[Given request]: Select the lines that hold the word "right" and copy each one.
--- Begin ---
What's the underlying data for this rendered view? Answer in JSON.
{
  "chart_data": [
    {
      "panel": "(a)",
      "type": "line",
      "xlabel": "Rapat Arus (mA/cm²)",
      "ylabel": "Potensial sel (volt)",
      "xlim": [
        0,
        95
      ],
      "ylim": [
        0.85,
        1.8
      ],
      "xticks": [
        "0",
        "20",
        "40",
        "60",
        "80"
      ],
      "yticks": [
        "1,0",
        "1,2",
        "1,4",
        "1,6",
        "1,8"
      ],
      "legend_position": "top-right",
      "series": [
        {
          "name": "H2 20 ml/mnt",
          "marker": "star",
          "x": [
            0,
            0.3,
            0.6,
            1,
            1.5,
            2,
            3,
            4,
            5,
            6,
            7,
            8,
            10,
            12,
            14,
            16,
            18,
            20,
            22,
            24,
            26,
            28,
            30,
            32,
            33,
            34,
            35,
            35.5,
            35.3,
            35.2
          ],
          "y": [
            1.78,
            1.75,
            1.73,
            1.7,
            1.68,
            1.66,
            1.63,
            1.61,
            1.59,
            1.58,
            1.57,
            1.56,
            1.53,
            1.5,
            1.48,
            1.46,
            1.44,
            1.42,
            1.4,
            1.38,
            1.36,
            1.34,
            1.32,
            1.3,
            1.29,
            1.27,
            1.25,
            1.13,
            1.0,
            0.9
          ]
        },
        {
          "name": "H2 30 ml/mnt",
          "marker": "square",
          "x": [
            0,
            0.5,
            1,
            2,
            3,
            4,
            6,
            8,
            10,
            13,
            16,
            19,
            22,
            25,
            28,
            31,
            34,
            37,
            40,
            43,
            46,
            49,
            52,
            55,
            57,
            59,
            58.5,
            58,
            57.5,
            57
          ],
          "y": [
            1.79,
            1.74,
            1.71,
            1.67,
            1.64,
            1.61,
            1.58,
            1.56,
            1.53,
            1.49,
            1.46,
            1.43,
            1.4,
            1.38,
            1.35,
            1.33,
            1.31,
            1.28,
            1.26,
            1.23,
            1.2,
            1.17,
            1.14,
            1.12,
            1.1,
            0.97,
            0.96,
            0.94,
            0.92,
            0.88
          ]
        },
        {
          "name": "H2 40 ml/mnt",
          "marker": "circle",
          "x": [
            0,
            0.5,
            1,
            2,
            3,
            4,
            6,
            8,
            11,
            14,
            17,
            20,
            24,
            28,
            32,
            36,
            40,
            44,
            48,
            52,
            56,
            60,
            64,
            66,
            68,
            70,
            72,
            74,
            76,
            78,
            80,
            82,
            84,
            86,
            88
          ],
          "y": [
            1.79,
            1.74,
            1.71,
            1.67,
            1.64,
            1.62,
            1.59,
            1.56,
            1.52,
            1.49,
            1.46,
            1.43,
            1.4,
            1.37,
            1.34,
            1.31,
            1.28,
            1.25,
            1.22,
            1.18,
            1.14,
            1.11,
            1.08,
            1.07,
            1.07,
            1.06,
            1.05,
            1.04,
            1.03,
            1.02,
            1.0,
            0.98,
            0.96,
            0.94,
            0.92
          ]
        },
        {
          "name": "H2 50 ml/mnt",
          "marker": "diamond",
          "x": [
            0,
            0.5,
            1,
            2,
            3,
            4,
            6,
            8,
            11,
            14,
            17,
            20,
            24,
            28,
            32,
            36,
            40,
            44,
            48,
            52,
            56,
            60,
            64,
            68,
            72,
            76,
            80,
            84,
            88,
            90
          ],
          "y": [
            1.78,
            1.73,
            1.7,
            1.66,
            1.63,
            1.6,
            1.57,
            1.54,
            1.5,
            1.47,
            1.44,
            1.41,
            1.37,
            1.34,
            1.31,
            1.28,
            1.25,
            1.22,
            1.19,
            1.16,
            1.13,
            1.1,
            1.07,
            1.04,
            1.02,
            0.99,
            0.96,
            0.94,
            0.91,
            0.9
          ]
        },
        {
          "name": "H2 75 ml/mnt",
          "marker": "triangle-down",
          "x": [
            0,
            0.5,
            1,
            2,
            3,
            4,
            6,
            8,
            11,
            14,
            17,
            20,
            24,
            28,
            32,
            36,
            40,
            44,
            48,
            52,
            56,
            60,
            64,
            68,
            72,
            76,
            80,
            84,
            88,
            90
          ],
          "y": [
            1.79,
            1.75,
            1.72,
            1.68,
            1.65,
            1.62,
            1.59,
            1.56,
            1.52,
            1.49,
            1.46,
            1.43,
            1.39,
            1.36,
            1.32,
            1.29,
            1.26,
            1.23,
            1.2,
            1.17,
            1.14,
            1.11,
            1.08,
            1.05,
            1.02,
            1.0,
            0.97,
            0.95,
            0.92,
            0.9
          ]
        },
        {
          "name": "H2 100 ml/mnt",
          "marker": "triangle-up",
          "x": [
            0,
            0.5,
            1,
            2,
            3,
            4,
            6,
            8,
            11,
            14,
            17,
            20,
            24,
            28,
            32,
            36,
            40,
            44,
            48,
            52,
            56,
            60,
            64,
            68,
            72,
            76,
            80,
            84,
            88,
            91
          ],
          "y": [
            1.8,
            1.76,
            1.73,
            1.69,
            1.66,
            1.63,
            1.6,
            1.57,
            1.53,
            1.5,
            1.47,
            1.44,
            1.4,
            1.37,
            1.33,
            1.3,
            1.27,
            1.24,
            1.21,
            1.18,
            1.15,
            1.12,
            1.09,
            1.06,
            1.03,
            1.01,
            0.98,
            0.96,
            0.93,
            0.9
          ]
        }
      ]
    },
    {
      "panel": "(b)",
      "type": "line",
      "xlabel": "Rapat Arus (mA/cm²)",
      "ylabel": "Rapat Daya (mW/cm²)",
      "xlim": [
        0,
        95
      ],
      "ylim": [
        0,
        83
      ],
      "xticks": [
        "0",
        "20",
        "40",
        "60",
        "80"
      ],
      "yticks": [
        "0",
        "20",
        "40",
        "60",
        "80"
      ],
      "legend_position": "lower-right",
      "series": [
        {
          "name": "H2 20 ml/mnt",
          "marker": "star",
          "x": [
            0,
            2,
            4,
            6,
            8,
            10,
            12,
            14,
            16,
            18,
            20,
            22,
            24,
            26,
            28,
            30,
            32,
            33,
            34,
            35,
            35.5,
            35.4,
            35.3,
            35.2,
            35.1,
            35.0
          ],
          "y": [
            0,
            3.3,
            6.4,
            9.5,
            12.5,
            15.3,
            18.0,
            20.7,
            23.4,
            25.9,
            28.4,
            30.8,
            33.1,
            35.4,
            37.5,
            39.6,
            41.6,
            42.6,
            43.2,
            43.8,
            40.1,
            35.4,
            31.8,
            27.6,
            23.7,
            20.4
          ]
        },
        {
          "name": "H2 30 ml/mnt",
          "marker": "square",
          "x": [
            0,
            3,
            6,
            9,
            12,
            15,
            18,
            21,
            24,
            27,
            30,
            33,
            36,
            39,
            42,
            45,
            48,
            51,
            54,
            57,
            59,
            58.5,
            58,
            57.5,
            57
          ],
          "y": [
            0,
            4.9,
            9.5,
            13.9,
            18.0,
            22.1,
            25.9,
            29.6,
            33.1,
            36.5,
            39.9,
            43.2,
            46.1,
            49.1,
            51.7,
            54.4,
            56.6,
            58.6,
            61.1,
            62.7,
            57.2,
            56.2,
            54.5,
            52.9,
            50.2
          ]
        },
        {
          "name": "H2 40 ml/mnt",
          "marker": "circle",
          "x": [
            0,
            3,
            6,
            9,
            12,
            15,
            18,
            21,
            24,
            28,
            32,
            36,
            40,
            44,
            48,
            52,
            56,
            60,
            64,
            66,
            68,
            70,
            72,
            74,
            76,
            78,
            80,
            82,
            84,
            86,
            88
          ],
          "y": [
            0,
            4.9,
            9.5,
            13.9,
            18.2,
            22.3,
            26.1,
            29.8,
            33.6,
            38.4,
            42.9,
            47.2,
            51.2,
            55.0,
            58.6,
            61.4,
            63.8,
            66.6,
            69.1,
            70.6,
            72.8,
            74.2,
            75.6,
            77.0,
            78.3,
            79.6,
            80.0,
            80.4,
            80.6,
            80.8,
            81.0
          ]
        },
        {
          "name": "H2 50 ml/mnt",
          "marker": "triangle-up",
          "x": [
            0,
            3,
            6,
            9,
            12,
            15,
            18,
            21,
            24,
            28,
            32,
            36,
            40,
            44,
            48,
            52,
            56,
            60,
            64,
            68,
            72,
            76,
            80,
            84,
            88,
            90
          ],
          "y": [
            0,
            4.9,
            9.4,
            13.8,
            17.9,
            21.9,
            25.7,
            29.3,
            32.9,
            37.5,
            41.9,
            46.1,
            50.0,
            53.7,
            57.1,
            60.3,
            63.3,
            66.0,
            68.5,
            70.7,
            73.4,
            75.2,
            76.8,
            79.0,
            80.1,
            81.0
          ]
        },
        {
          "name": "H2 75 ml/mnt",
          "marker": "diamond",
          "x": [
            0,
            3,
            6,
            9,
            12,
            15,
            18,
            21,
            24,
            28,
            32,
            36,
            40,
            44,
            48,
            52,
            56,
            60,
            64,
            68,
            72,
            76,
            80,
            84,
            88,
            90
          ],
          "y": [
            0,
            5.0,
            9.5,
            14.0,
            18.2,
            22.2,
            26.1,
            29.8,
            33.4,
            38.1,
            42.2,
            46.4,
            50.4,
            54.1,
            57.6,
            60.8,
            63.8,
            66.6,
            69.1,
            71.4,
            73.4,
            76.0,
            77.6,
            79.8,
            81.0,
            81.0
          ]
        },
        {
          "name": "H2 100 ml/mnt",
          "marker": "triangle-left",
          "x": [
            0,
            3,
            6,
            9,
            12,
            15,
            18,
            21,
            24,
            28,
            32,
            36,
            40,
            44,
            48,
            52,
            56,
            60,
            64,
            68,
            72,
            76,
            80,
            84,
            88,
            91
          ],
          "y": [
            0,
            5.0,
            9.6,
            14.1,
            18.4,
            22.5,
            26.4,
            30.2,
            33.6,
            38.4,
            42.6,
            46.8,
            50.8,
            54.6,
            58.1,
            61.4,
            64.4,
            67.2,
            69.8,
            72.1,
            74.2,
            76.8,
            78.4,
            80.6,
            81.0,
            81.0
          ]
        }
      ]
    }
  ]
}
--- End ---
[Result of the task]:
      "legend_position": "top-right",
      "legend_position": "lower-right",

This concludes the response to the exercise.